### [Text]
┌──

Howard recommended Groves to test the sincerity of Dorman’s expression of willingness to confront him at Bristol. Groves followed the advice, but without avail. Dorman informed him that the grounds on which his reception at the Tottenham meeting were objected to were “entirely of a public nature connected with Bethesda, and not in any way personal”; and reserved any further answer until a meeting could be held for the general investigation of the Bethesda question. Groves naturally directed Dorman’s attention to the distinctly personal objections that had been alleged in the letter of excommunication addressed to Howard. “The attempt,” Groves now writes, “to mix up your accusations against me, and the consideration of them, with the case at Bethesda, so as not to give me a hearing, till after that complicated question has been heard and decided on, I cannot but consider calculated to throw a doubt over the sincerity of your professed wish to have everything clear, by annexing an impossible condition to it.”

The closing paragraph is another proof of a curious sagacity in Groves, notwithstanding the somewhat dreamy and enthusiastic turn of his mind. “The time will come when, if you refuse, you will experience the truth of this. ‘As you render unto others, so it will be rendered unto you.’” The prediction found a striking, if not a perfectly literal fulfilment. From 1846 onward we have seen Dorman the relentless minister of Darby’s despotism. Within twenty years from that date he had fallen himself before the same ruthless stroke. A fate, kindly cruel, gave him the opportunity of redeeming his fame, and well he availed himself of it.

└──

### [What you need to do]
1: In the passage on Groves and Dorman, within how many years from 1846 had Dorman fallen before the same ruthless stroke?
2: Reproduce the listing word for word, from its first line up to and including the line that contains "- reply-icon: [113, 435, 135, 458]".

### [Input]
┌──

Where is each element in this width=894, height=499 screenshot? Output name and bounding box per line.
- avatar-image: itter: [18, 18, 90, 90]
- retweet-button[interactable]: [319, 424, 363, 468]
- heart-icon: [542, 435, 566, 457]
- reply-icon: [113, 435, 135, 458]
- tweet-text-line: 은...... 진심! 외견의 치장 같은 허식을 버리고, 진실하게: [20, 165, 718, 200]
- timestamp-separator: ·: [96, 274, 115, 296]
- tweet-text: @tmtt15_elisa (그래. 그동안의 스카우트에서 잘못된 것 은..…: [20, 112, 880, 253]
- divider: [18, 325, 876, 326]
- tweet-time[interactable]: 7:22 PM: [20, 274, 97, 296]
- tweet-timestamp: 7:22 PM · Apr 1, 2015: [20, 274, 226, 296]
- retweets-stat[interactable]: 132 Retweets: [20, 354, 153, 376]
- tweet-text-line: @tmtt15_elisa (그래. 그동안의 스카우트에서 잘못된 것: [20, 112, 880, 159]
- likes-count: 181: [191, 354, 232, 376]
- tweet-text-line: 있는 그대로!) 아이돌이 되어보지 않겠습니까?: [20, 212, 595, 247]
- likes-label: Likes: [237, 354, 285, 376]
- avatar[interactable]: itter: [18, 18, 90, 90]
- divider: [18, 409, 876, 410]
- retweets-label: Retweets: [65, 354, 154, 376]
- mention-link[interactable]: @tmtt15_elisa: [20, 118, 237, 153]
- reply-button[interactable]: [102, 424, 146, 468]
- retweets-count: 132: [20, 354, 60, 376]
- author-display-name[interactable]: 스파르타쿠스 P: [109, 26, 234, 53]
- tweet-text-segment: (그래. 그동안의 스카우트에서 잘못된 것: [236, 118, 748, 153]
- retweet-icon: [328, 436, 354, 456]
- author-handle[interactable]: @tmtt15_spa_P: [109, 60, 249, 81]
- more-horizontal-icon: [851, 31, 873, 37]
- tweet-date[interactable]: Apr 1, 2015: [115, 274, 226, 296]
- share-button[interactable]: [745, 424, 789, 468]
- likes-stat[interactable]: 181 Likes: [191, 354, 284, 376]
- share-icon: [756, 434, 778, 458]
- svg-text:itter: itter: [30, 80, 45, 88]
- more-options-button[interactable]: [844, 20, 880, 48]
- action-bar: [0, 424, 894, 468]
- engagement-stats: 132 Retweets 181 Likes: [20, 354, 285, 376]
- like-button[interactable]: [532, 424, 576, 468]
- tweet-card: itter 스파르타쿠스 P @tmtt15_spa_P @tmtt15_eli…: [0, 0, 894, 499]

└──

### [Solutions for each task]
1: Within twenty years.

2:
Where is each element in this width=894, height=499 screenshot? Output name and bounding box per line.
- avatar-image: itter: [18, 18, 90, 90]
- retweet-button[interactable]: [319, 424, 363, 468]
- heart-icon: [542, 435, 566, 457]
- reply-icon: [113, 435, 135, 458]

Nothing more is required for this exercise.